EXERCISES TO COMPLETE:
1. In the statute text on medical orders for scope of treatment forms, on what date did the 2016 amendment take effect?
2. Decide whether each statement below agrees with the statute text on medical orders for scope of treatment forms. Answer yes or no for each, and quote the text's deciding words.
(a) The form must include the adult's eye and hair color.
(b) The entire article was added by HB 10-1122.
(c) The 2016 amendment changed (1)(a) and (1)(h).
3. From the statute text on medical orders for scope of treatment forms, output the passage from "Source: L. 2010: Entire" up to and including "of Colorado 2016.", copied without changes.

READING TEXT:
***

(1) A medical orders for scope of treatment form shall include the following information concerning the adult whose medical treatment is the subject of the medical orders for scope of treatment form:
The adult's name, date of birth, and sex;
The adult's eye and hair color;
The adult's race or ethnic background;
If applicable, the name of the hospice program in which the adult is enrolled;
The name, address, and telephone number of the adult's physician, advanced practice nurse,or physician assistant;
The adult's signature or mark or, if applicable, the signature of the adult's authorized surrogate decision-maker;
The date upon which the medical orders for scope of treatment form was signed;(h) The adult's instructions concerning:
The administration of CPR;
Other medical interventions, including but not limited to consent to comfort measures only,transfer to a hospital, limited intervention, or full treatment; and
Other treatment options;
(i) The signature of the adult's physician, advanced practice nurse, or, if under the supervision or authority of the physician, physician assistant.
Source: L. 2010: Entire article added, (HB 10-1122), ch. 279, p. 1278, § 1, effective August 11. L. 2016: (1)(e) and (1)(i) amended, (SB 16-158), ch. 204, p. 725, § 11, effective August 10.
Cross references: For the legislative declaration in SB 16-158, see section 1 of chapter 204, Session Laws of Colorado 2016.

***

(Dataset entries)
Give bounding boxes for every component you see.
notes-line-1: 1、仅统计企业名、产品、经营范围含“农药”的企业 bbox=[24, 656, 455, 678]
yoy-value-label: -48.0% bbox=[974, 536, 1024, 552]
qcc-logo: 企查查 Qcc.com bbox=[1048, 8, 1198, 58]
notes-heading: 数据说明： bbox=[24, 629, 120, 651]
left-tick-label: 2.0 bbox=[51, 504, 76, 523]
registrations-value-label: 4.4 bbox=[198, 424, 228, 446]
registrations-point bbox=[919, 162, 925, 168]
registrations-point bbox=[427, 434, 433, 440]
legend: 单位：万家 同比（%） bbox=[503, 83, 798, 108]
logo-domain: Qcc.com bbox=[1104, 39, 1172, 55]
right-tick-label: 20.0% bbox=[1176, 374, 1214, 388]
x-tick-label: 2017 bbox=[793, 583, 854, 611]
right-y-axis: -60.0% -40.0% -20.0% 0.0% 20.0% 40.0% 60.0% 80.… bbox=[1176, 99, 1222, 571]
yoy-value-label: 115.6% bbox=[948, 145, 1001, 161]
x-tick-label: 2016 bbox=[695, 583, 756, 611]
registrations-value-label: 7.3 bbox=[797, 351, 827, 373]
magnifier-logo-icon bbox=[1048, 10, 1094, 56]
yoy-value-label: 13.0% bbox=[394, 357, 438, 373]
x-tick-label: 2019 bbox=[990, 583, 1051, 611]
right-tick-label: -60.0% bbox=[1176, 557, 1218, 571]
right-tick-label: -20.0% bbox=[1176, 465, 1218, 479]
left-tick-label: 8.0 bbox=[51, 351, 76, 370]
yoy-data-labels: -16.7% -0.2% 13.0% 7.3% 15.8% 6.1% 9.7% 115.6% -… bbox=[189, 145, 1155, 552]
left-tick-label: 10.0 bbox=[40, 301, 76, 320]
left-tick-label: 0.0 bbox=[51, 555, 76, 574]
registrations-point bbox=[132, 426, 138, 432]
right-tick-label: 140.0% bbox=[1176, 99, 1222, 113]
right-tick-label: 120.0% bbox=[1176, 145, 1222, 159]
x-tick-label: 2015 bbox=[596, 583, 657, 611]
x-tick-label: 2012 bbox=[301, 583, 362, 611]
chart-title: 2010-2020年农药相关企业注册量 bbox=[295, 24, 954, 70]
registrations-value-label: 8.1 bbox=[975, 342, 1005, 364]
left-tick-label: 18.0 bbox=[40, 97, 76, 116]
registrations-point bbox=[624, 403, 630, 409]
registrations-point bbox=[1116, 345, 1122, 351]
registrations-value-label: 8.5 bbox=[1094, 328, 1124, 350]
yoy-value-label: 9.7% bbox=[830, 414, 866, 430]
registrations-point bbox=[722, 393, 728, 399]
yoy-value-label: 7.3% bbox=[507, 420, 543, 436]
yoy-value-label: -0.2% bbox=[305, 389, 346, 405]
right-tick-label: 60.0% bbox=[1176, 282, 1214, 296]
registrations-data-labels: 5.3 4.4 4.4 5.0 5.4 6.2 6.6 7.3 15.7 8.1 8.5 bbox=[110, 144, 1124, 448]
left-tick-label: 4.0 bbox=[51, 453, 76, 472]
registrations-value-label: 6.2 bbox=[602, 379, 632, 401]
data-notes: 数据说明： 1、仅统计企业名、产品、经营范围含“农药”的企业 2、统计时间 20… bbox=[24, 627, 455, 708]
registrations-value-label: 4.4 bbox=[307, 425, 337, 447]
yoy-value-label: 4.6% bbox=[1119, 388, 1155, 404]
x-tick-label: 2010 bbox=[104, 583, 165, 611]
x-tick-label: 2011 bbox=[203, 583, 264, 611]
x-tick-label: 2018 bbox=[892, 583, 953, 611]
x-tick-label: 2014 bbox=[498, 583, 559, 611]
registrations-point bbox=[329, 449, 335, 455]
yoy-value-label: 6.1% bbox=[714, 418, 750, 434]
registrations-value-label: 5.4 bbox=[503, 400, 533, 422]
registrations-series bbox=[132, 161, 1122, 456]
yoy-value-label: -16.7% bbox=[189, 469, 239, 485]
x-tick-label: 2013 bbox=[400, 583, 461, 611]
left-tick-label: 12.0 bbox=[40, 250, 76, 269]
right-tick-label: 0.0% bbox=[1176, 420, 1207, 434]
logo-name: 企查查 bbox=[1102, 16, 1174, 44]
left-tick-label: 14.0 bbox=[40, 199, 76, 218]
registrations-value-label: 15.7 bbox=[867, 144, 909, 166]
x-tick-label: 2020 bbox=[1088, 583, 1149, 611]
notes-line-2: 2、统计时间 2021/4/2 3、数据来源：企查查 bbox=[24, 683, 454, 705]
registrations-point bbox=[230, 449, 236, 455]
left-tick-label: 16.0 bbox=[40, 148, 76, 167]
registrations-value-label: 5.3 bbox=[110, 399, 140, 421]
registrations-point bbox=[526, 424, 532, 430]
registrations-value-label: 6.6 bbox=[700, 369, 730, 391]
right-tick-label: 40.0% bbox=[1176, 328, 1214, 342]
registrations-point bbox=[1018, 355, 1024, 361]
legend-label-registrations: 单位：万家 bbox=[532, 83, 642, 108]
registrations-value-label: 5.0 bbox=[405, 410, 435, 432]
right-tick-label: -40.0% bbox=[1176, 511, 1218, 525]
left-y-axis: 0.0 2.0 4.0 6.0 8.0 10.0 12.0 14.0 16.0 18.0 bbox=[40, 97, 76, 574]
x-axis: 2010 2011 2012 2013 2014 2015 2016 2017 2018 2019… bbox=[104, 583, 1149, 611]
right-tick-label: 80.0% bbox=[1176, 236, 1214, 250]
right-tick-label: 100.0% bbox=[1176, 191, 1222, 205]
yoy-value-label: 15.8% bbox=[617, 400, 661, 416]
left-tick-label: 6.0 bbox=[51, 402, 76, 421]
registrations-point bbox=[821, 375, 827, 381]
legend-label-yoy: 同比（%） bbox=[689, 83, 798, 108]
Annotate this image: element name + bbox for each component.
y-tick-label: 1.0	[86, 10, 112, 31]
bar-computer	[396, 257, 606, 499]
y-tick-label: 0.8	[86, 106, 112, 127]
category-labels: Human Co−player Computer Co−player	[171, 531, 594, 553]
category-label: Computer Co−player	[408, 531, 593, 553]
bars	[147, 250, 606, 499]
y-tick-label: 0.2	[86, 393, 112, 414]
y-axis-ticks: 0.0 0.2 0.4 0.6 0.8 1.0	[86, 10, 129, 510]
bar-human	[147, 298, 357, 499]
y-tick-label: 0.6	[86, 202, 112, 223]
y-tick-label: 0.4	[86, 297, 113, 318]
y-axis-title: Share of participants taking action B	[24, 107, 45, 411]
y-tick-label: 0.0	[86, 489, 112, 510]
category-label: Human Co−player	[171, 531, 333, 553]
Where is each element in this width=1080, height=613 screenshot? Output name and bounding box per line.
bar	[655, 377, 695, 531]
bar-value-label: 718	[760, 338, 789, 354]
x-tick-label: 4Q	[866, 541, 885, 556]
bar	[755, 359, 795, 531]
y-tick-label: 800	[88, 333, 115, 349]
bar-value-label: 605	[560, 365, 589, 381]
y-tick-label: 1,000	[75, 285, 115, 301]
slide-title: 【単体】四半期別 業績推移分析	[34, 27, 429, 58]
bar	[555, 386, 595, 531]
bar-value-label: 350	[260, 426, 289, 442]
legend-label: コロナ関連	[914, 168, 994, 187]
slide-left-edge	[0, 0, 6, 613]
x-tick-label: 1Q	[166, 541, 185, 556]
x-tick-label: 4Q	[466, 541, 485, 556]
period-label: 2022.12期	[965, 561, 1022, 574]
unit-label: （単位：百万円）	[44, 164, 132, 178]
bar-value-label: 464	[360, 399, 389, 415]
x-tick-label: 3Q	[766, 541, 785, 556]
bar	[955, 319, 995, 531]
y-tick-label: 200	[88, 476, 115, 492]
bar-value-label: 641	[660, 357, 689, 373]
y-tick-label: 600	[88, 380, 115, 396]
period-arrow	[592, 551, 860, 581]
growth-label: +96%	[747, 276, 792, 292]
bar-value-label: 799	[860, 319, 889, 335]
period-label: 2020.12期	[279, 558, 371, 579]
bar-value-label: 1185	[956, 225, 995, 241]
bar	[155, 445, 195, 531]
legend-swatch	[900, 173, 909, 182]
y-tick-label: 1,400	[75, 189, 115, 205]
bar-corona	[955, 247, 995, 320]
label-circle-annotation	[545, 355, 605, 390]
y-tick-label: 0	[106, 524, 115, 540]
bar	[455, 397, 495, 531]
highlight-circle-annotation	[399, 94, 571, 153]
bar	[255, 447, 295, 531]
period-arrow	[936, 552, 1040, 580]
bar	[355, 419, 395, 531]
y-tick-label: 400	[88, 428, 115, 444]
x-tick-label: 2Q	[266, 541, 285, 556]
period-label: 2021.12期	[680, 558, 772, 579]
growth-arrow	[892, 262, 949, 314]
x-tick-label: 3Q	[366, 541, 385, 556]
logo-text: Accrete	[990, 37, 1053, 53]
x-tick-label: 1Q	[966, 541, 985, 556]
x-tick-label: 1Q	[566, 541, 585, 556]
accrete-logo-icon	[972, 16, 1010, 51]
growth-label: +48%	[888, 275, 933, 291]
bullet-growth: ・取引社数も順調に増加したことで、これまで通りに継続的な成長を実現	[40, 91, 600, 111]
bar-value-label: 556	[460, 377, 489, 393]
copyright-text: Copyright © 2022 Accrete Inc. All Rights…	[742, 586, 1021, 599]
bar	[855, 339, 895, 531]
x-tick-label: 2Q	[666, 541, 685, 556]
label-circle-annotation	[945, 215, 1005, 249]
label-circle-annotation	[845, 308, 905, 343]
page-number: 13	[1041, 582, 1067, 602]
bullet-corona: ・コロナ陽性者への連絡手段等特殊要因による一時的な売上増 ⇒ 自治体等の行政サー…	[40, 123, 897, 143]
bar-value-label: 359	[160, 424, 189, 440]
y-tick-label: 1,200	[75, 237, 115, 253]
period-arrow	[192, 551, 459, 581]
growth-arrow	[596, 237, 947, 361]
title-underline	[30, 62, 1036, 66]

***

RESPONSES BY ITEM NUMBER:
1. August 10

2.
(a) Yes: "The adult's eye and hair color;"
(b) Yes: "Entire article added, (HB 10-1122)"
(c) No: "(1)(e) and (1)(i) amended, (SB 16-158)"

3.
Source: L. 2010: Entire article added, (HB 10-1122), ch. 279, p. 1278, § 1, effective August 11. L. 2016: (1)(e) and (1)(i) amended, (SB 16-158), ch. 204, p. 725, § 11, effective August 10.
Cross references: For the legislative declaration in SB 16-158, see section 1 of chapter 204, Session Laws of Colorado 2016.